Element and coordinate records
★ ★ ★ ★ ★

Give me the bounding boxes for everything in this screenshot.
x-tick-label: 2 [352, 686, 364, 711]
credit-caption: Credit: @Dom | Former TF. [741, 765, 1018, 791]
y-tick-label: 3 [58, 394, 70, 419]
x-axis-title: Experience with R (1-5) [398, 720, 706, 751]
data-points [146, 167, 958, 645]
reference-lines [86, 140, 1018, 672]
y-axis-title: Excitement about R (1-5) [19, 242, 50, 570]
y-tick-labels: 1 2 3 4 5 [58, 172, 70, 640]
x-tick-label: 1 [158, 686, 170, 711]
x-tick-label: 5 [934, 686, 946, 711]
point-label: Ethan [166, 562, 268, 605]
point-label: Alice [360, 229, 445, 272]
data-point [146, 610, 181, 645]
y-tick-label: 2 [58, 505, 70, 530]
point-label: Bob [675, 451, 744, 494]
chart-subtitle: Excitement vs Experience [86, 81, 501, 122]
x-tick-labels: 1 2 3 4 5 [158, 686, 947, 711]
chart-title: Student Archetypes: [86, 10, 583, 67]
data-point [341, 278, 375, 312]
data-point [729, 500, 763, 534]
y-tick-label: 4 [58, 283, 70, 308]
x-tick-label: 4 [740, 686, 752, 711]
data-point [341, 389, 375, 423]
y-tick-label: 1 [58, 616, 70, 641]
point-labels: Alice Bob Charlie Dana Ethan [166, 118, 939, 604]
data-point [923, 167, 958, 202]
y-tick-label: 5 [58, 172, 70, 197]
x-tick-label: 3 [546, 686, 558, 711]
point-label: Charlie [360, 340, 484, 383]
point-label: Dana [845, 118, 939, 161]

★ ★ ★ ★ ★

◆ **Written request**:
Can you turn the lines of every item above into a numbered list, leaving out any blank lines?

◆ **Written reply**:
1. Give me the bounding boxes for everything in this screenshot.
2. x-tick-label: 2 [352, 686, 364, 711]
3. credit-caption: Credit: @Dom | Former TF. [741, 765, 1018, 791]
4. y-tick-label: 3 [58, 394, 70, 419]
5. x-axis-title: Experience with R (1-5) [398, 720, 706, 751]
6. data-points [146, 167, 958, 645]
7. reference-lines [86, 140, 1018, 672]
8. y-axis-title: Excitement about R (1-5) [19, 242, 50, 570]
9. y-tick-labels: 1 2 3 4 5 [58, 172, 70, 640]
10. x-tick-label: 1 [158, 686, 170, 711]
11. x-tick-label: 5 [934, 686, 946, 711]
12. point-label: Ethan [166, 562, 268, 605]
13. point-label: Alice [360, 229, 445, 272]
14. data-point [146, 610, 181, 645]
15. y-tick-label: 2 [58, 505, 70, 530]
16. point-label: Bob [675, 451, 744, 494]
17. chart-subtitle: Excitement vs Experience [86, 81, 501, 122]
18. x-tick-labels: 1 2 3 4 5 [158, 686, 947, 711]
19. chart-title: Student Archetypes: [86, 10, 583, 67]
20. data-point [341, 278, 375, 312]
21. data-point [729, 500, 763, 534]
22. y-tick-label: 4 [58, 283, 70, 308]
23. x-tick-label: 4 [740, 686, 752, 711]
24. data-point [341, 389, 375, 423]
25. y-tick-label: 1 [58, 616, 70, 641]
26. point-labels: Alice Bob Charlie Dana Ethan [166, 118, 939, 604]
27. data-point [923, 167, 958, 202]
28. y-tick-label: 5 [58, 172, 70, 197]
29. x-tick-label: 3 [546, 686, 558, 711]
30. point-label: Charlie [360, 340, 484, 383]
31. point-label: Dana [845, 118, 939, 161]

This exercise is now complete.